#### SUPPLIED DATA ####
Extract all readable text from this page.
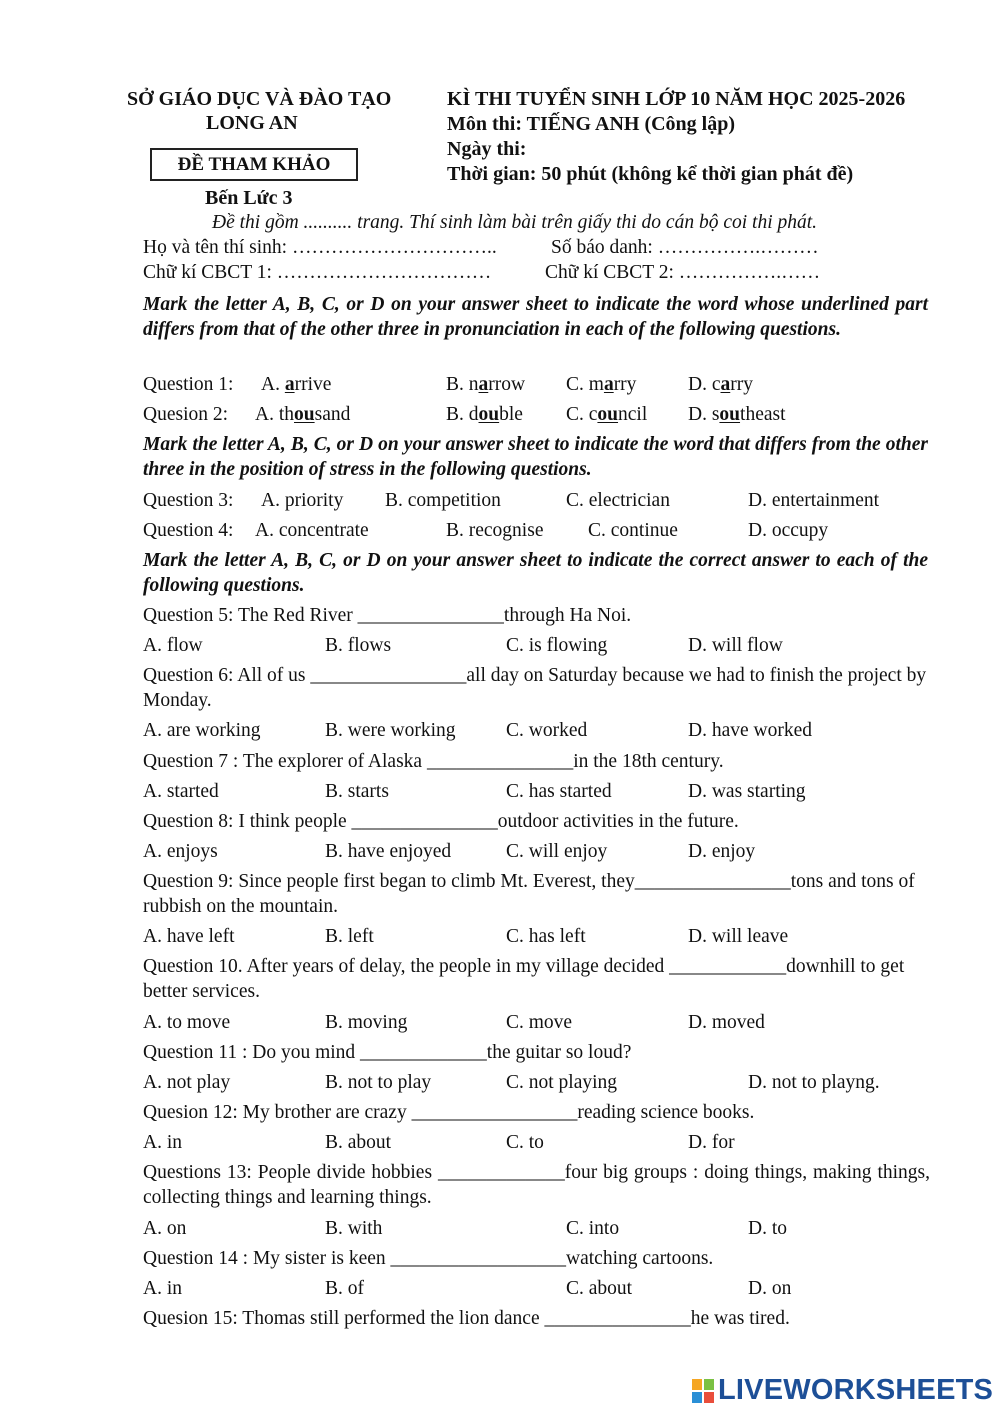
SỞ GIÁO DỤC VÀ ĐÀO TẠO
LONG AN
ĐỀ THAM KHẢO
Bến Lức 3
KÌ THI TUYỂN SINH LỚP 10 NĂM HỌC 2025-2026
Môn thi: TIẾNG ANH (Công lập)
Ngày thi:
Thời gian: 50 phút (không kể thời gian phát đề)
Đề thi gồm .......... trang. Thí sinh làm bài trên giấy thi do cán bộ coi thi phát.
Họ và tên thí sinh: …………………………..	Số báo danh: …………….………
Chữ kí CBCT 1: ……………………………	Chữ kí CBCT 2: …………….……
Mark the letter A, B, C, or D on your answer sheet to indicate the word whose underlined part differs from that of the other three in pronunciation in each of the following questions.
Question 1: A. arrive	B. narrow C. marry	D. carry
Quesion 2: A. thousand	B. double C. council D. southeast
Mark the letter A, B, C, or D on your answer sheet to indicate the word that differs from the other three in the position of stress in the following questions.
Question 3: A. priority B. competition	C. electrician	D. entertainment
Question 4: A. concentrate	B. recognise C. continue	D. occupy
Mark the letter A, B, C, or D on your answer sheet to indicate the correct answer to each of the following questions.
Question 5: The Red River _______________through Ha Noi.
A. flow	B. flows	C. is flowing	D. will flow
Question 6: All of us ________________all day on Saturday because we had to finish the project by Monday.
A. are working	B. were working	C. worked	D. have worked
Question 7 : The explorer of Alaska _______________in the 18th century.
A. started	B. starts	C. has started	D. was starting
Question 8: I think people _______________outdoor activities in the future.
A. enjoys	B. have enjoyed	C. will enjoy	D. enjoy
Question 9: Since people first began to climb Mt. Everest, they________________tons and tons of rubbish on the mountain.
A. have left	B. left	C. has left	D. will leave
Question 10. After years of delay, the people in my village decided ____________downhill to get better services.
A. to move	B. moving	C. move	D. moved
Question 11 : Do you mind _____________the guitar so loud?
A. not play	B. not to play	C. not playing	D. not to playng.
Quesion 12: My brother are crazy _________________reading science books.
A. in	B. about	C. to	D. for
Questions 13: People divide hobbies _____________four big groups : doing things, making things, collecting things and learning things.
A. on	B. with	C. into	D. to
Question 14 : My sister is keen __________________watching cartoons.
A. in	B. of	C. about	D. on
Quesion 15: Thomas still performed the lion dance _______________he was tired.
LIVEWORKSHEETS
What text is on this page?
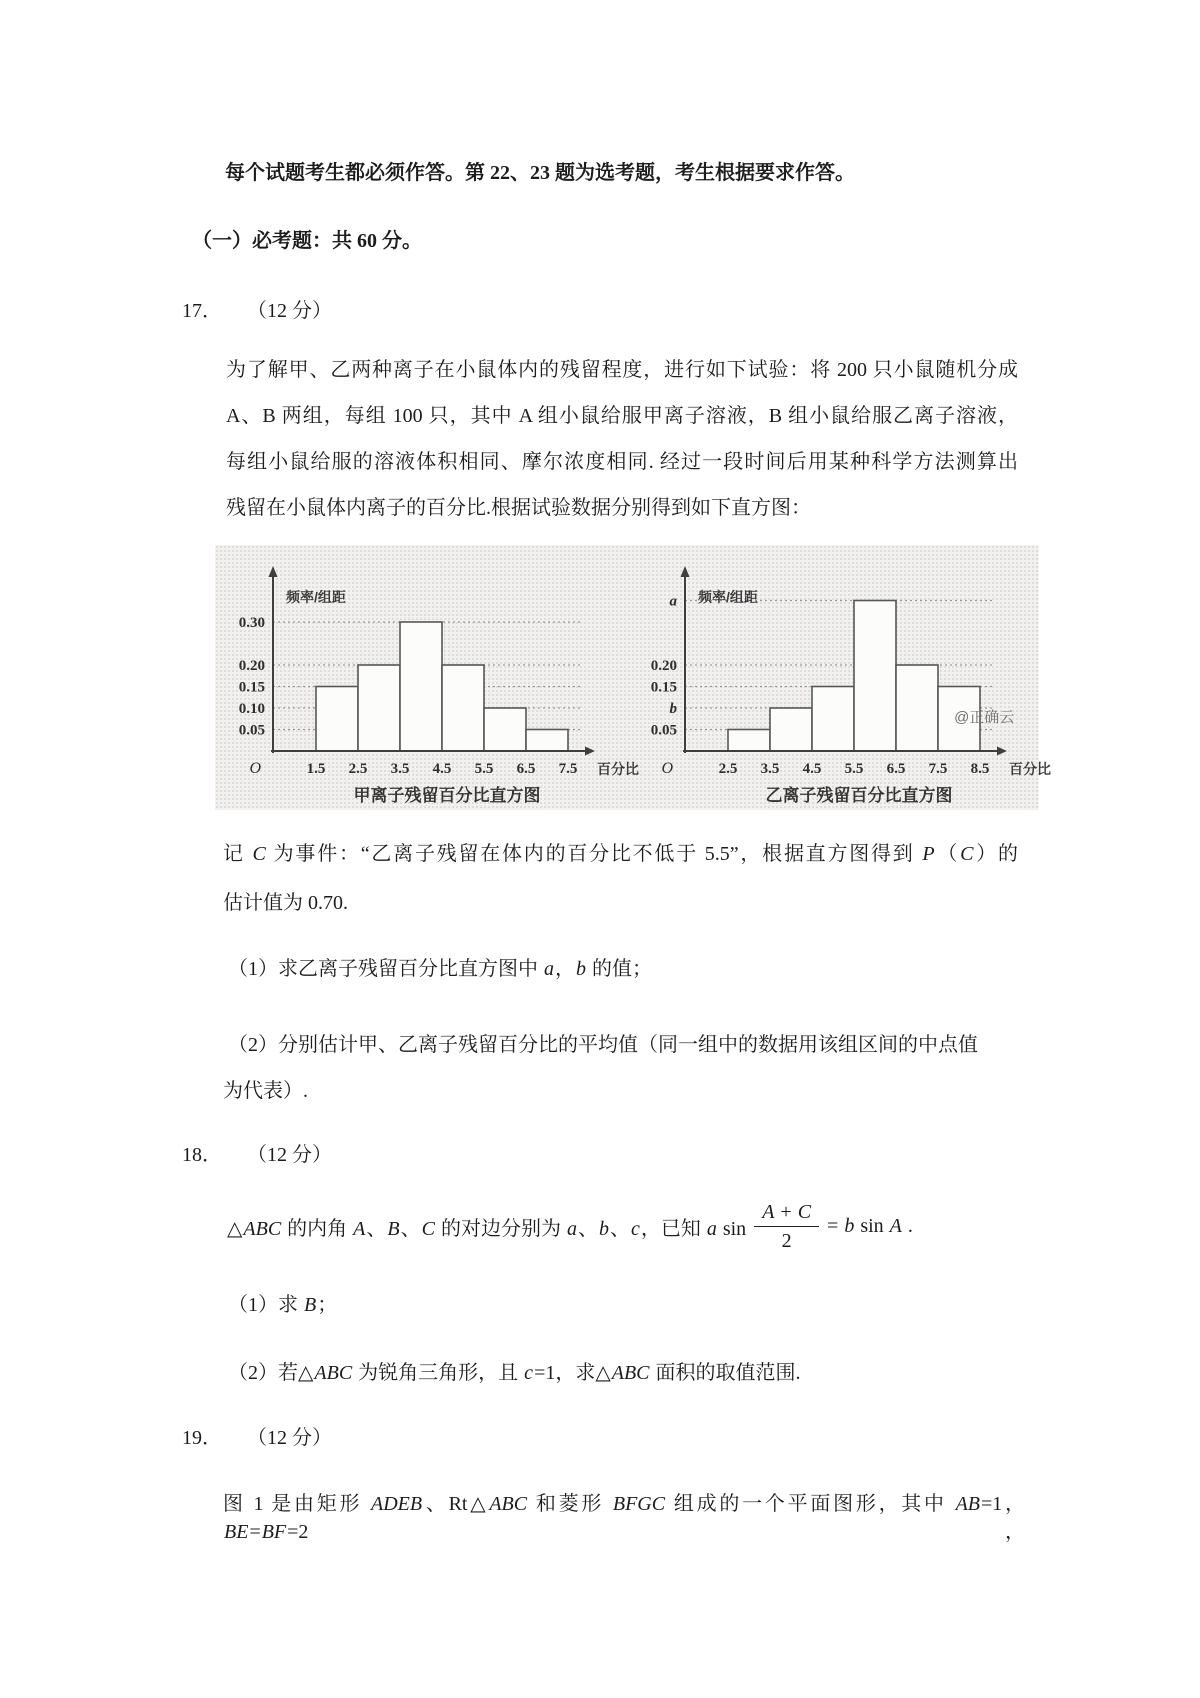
每个试题考生都必须作答。第 22、23 题为选考题，考生根据要求作答。
（一）必考题：共 60 分。
17． （12 分）
为了解甲、乙两种离子在小鼠体内的残留程度，进行如下试验：将 200 只小鼠随机分成
A、B 两组，每组 100 只，其中 A 组小鼠给服甲离子溶液，B 组小鼠给服乙离子溶液，
每组小鼠给服的溶液体积相同、摩尔浓度相同. 经过一段时间后用某种科学方法测算出
残留在小鼠体内离子的百分比.根据试验数据分别得到如下直方图：
0.30
0.20
0.15
0.10
0.05
频率/组距
O	1.5 2.5 3.5 4.5 5.5 6.5 7.5 百分比
甲离子残留百分比直方图
a
0.20
0.15
b
0.05
频率/组距
O	2.5 3.5 4.5 5.5 6.5 7.5 8.5 百分比
@正确云
乙离子残留百分比直方图
记 C 为事件：“乙离子残留在体内的百分比不低于 5.5”，根据直方图得到 P（C）的
估计值为 0.70.
（1）求乙离子残留百分比直方图中 a，b 的值；
（2）分别估计甲、乙离子残留百分比的平均值（同一组中的数据用该组区间的中点值
为代表）.
18． （12 分）
△ABC 的内角 A、B、C 的对边分别为 a、b、c，已知 a $\sin \frac{A + C}{2} = b$ sin A .
（1）求 B；
（2）若△ABC 为锐角三角形，且 c=1，求△ABC 面积的取值范围.
19． （12 分）
图 1 是由矩形 ADEB、Rt△ABC 和菱形 BFGC 组成的一个平面图形，其中 AB=1，BE=BF=2，
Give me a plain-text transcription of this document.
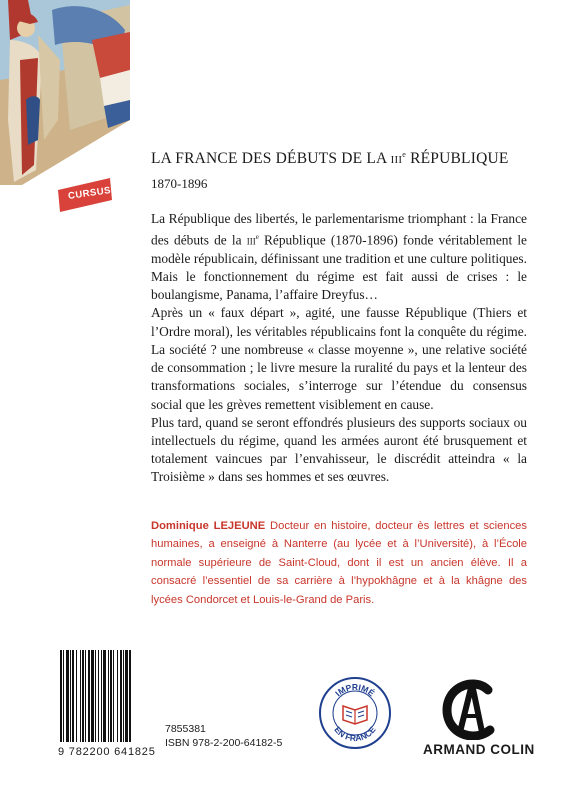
CURSUS
LA FRANCE DES DÉBUTS DE LA iii$^e$ RÉPUBLIQUE
1870-1896

La République des libertés, le parlementarisme triomphant : la France des débuts de la iii$^e$ République (1870-1896) fonde véritablement le modèle républicain, définissant une tradition et une culture politiques. Mais le fonctionnement du régime est fait aussi de crises : le boulangisme, Panama, l’affaire Dreyfus…

Après un « faux départ », agité, une fausse République (Thiers et l’Ordre moral), les véritables républicains font la conquête du régime. La société ? une nombreuse « classe moyenne », une relative société de consommation ; le livre mesure la ruralité du pays et la lenteur des transformations sociales, s’interroge sur l’étendue du consensus social que les grèves remettent visiblement en cause.

Plus tard, quand se seront effondrés plusieurs des supports sociaux ou intellectuels du régime, quand les armées auront été brusquement et totalement vaincues par l’envahisseur, le discrédit atteindra « la Troisième » dans ses hommes et ses œuvres.

Dominique LEJEUNE Docteur en histoire, docteur ès lettres et sciences humaines, a enseigné à Nanterre (au lycée et à l’Université), à l’École normale supérieure de Saint-Cloud, dont il est un ancien élève. Il a consacré l’essentiel de sa carrière à l’hypokhâgne et à la khâgne des lycées Condorcet et Louis-le-Grand de Paris.
9 782200 641825
7855381
ISBN 978-2-200-64182-5
IMPRIMÉ
EN FRANCE
ARMAND COLIN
####
### WHAT THIS TASK INVOLVES
Determine how many lines of the records above contain the word "Quesion", and report only that number.

### TASK ANSWER
3